━━━ DATA EXTRACT ━━━

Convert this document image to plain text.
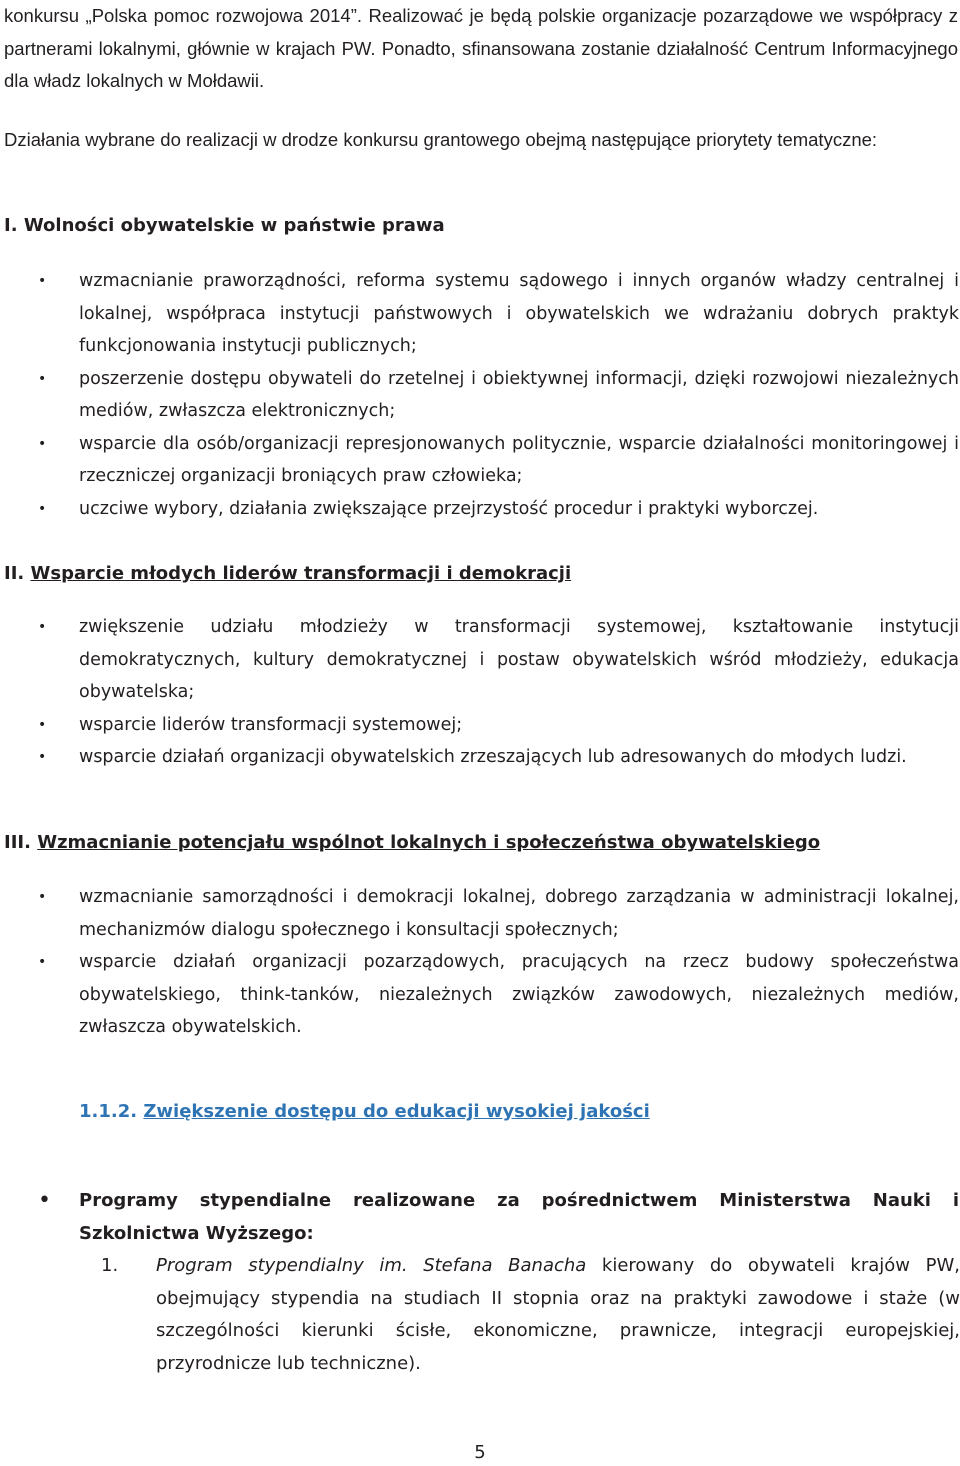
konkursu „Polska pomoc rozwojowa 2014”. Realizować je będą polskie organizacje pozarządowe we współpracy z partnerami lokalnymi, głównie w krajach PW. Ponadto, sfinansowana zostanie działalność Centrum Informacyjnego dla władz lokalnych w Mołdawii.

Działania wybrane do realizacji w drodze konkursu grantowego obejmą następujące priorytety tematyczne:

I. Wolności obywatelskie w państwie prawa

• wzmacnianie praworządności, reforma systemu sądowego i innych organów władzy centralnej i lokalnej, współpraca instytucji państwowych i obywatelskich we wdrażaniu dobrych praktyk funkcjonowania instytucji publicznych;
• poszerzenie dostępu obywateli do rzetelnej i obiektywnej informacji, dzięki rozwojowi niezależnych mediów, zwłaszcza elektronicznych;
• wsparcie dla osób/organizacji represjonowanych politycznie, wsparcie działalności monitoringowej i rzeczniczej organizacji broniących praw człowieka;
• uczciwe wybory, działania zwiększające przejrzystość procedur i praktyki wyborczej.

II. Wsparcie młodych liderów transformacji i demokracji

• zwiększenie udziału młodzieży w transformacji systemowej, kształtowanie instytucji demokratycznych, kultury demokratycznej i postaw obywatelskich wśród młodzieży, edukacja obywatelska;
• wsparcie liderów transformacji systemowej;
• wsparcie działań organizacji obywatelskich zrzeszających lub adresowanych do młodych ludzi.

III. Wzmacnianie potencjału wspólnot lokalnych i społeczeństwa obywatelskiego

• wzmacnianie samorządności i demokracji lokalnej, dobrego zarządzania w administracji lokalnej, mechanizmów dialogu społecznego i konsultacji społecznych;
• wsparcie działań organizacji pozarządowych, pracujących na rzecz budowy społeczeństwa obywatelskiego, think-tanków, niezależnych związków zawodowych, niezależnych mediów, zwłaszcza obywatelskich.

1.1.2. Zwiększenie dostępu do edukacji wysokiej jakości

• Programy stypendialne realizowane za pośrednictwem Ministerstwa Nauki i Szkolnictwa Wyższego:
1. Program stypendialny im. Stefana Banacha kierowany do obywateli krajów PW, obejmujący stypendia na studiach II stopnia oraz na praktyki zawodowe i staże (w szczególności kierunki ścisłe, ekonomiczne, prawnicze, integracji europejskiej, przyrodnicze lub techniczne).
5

━━━

Transcribe all of the records above character for character. Exclude the pictures.

- _RESULT OF THE EXERCISE_
Convert this document image to plain text.
konkursu „Polska pomoc rozwojowa 2014”. Realizować je będą polskie organizacje pozarządowe we współpracy z partnerami lokalnymi, głównie w krajach PW. Ponadto, sfinansowana zostanie działalność Centrum Informacyjnego dla władz lokalnych w Mołdawii.

Działania wybrane do realizacji w drodze konkursu grantowego obejmą następujące priorytety tematyczne:

I. Wolności obywatelskie w państwie prawa

• wzmacnianie praworządności, reforma systemu sądowego i innych organów władzy centralnej i lokalnej, współpraca instytucji państwowych i obywatelskich we wdrażaniu dobrych praktyk funkcjonowania instytucji publicznych;
• poszerzenie dostępu obywateli do rzetelnej i obiektywnej informacji, dzięki rozwojowi niezależnych mediów, zwłaszcza elektronicznych;
• wsparcie dla osób/organizacji represjonowanych politycznie, wsparcie działalności monitoringowej i rzeczniczej organizacji broniących praw człowieka;
• uczciwe wybory, działania zwiększające przejrzystość procedur i praktyki wyborczej.

II. Wsparcie młodych liderów transformacji i demokracji

• zwiększenie udziału młodzieży w transformacji systemowej, kształtowanie instytucji demokratycznych, kultury demokratycznej i postaw obywatelskich wśród młodzieży, edukacja obywatelska;
• wsparcie liderów transformacji systemowej;
• wsparcie działań organizacji obywatelskich zrzeszających lub adresowanych do młodych ludzi.

III. Wzmacnianie potencjału wspólnot lokalnych i społeczeństwa obywatelskiego

• wzmacnianie samorządności i demokracji lokalnej, dobrego zarządzania w administracji lokalnej, mechanizmów dialogu społecznego i konsultacji społecznych;
• wsparcie działań organizacji pozarządowych, pracujących na rzecz budowy społeczeństwa obywatelskiego, think-tanków, niezależnych związków zawodowych, niezależnych mediów, zwłaszcza obywatelskich.

1.1.2. Zwiększenie dostępu do edukacji wysokiej jakości

• Programy stypendialne realizowane za pośrednictwem Ministerstwa Nauki i Szkolnictwa Wyższego:
1. Program stypendialny im. Stefana Banacha kierowany do obywateli krajów PW, obejmujący stypendia na studiach II stopnia oraz na praktyki zawodowe i staże (w szczególności kierunki ścisłe, ekonomiczne, prawnicze, integracji europejskiej, przyrodnicze lub techniczne).
5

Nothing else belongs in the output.